### Record excerpts
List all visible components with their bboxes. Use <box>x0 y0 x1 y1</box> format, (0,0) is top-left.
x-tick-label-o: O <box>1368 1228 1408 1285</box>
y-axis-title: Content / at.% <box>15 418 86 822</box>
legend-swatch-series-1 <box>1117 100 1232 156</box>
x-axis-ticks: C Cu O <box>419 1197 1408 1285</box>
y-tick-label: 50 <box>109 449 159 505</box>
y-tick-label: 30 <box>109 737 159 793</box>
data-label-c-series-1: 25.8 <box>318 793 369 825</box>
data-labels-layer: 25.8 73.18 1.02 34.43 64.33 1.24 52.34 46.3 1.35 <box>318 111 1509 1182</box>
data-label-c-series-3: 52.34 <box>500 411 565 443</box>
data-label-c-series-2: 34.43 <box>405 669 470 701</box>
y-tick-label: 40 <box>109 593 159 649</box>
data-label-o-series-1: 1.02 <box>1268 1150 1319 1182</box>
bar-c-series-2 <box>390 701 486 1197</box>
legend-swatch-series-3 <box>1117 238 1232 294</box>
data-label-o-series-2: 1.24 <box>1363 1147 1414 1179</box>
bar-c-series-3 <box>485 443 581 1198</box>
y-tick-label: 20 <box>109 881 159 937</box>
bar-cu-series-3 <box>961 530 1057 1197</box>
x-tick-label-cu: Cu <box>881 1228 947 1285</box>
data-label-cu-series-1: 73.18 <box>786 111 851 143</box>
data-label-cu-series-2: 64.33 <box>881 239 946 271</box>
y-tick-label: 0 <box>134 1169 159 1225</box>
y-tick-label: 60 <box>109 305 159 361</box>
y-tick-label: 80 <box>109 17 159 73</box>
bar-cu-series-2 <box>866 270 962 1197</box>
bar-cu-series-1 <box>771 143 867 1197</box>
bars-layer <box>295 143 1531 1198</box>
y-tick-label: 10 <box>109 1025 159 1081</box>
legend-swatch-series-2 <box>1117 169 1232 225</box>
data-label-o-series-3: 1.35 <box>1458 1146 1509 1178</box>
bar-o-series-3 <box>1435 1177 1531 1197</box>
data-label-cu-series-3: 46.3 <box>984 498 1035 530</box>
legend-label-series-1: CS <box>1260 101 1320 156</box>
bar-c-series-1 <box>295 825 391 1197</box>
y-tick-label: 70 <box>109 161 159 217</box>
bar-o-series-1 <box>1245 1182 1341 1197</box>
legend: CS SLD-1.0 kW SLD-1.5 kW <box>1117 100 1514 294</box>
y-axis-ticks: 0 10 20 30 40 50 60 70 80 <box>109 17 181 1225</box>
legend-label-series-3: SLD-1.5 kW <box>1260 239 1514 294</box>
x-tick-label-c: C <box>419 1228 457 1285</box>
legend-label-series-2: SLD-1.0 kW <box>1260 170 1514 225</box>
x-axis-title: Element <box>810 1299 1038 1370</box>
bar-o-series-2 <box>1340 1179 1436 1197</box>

### Short exercise
Give the rows above as a Markdown table with two columns, Row for the row number and Line for the line itself, leaving out any blank lines.

### Output
| Row | Line |
|---|---|
| 1 | List all visible components with their bboxes. Use <box>x0 y0 x1 y1</box> format, (0,0) is top-left. |
| 2 | x-tick-label-o: O <box>1368 1228 1408 1285</box> |
| 3 | y-axis-title: Content / at.% <box>15 418 86 822</box> |
| 4 | legend-swatch-series-1 <box>1117 100 1232 156</box> |
| 5 | x-axis-ticks: C Cu O <box>419 1197 1408 1285</box> |
| 6 | y-tick-label: 50 <box>109 449 159 505</box> |
| 7 | y-tick-label: 30 <box>109 737 159 793</box> |
| 8 | data-label-c-series-1: 25.8 <box>318 793 369 825</box> |
| 9 | data-labels-layer: 25.8 73.18 1.02 34.43 64.33 1.24 52.34 46.3 1.35 <box>318 111 1509 1182</box> |
| 10 | data-label-c-series-3: 52.34 <box>500 411 565 443</box> |
| 11 | data-label-c-series-2: 34.43 <box>405 669 470 701</box> |
| 12 | y-tick-label: 40 <box>109 593 159 649</box> |
| 13 | data-label-o-series-1: 1.02 <box>1268 1150 1319 1182</box> |
| 14 | bar-c-series-2 <box>390 701 486 1197</box> |
| 15 | legend-swatch-series-3 <box>1117 238 1232 294</box> |
| 16 | data-label-o-series-2: 1.24 <box>1363 1147 1414 1179</box> |
| 17 | bar-c-series-3 <box>485 443 581 1198</box> |
| 18 | y-tick-label: 20 <box>109 881 159 937</box> |
| 19 | bar-cu-series-3 <box>961 530 1057 1197</box> |
| 20 | x-tick-label-cu: Cu <box>881 1228 947 1285</box> |
| 21 | data-label-cu-series-1: 73.18 <box>786 111 851 143</box> |
| 22 | data-label-cu-series-2: 64.33 <box>881 239 946 271</box> |
| 23 | y-tick-label: 0 <box>134 1169 159 1225</box> |
| 24 | y-tick-label: 60 <box>109 305 159 361</box> |
| 25 | y-tick-label: 80 <box>109 17 159 73</box> |
| 26 | bar-cu-series-2 <box>866 270 962 1197</box> |
| 27 | bar-cu-series-1 <box>771 143 867 1197</box> |
| 28 | bars-layer <box>295 143 1531 1198</box> |
| 29 | y-tick-label: 10 <box>109 1025 159 1081</box> |
| 30 | legend-swatch-series-2 <box>1117 169 1232 225</box> |
| 31 | data-label-o-series-3: 1.35 <box>1458 1146 1509 1178</box> |
| 32 | bar-o-series-3 <box>1435 1177 1531 1197</box> |
| 33 | data-label-cu-series-3: 46.3 <box>984 498 1035 530</box> |
| 34 | legend-label-series-1: CS <box>1260 101 1320 156</box> |
| 35 | bar-c-series-1 <box>295 825 391 1197</box> |
| 36 | y-tick-label: 70 <box>109 161 159 217</box> |
| 37 | bar-o-series-1 <box>1245 1182 1341 1197</box> |
| 38 | legend: CS SLD-1.0 kW SLD-1.5 kW <box>1117 100 1514 294</box> |
| 39 | y-axis-ticks: 0 10 20 30 40 50 60 70 80 <box>109 17 181 1225</box> |
| 40 | legend-label-series-3: SLD-1.5 kW <box>1260 239 1514 294</box> |
| 41 | x-tick-label-c: C <box>419 1228 457 1285</box> |
| 42 | legend-label-series-2: SLD-1.0 kW <box>1260 170 1514 225</box> |
| 43 | x-axis-title: Element <box>810 1299 1038 1370</box> |
| 44 | bar-o-series-2 <box>1340 1179 1436 1197</box> |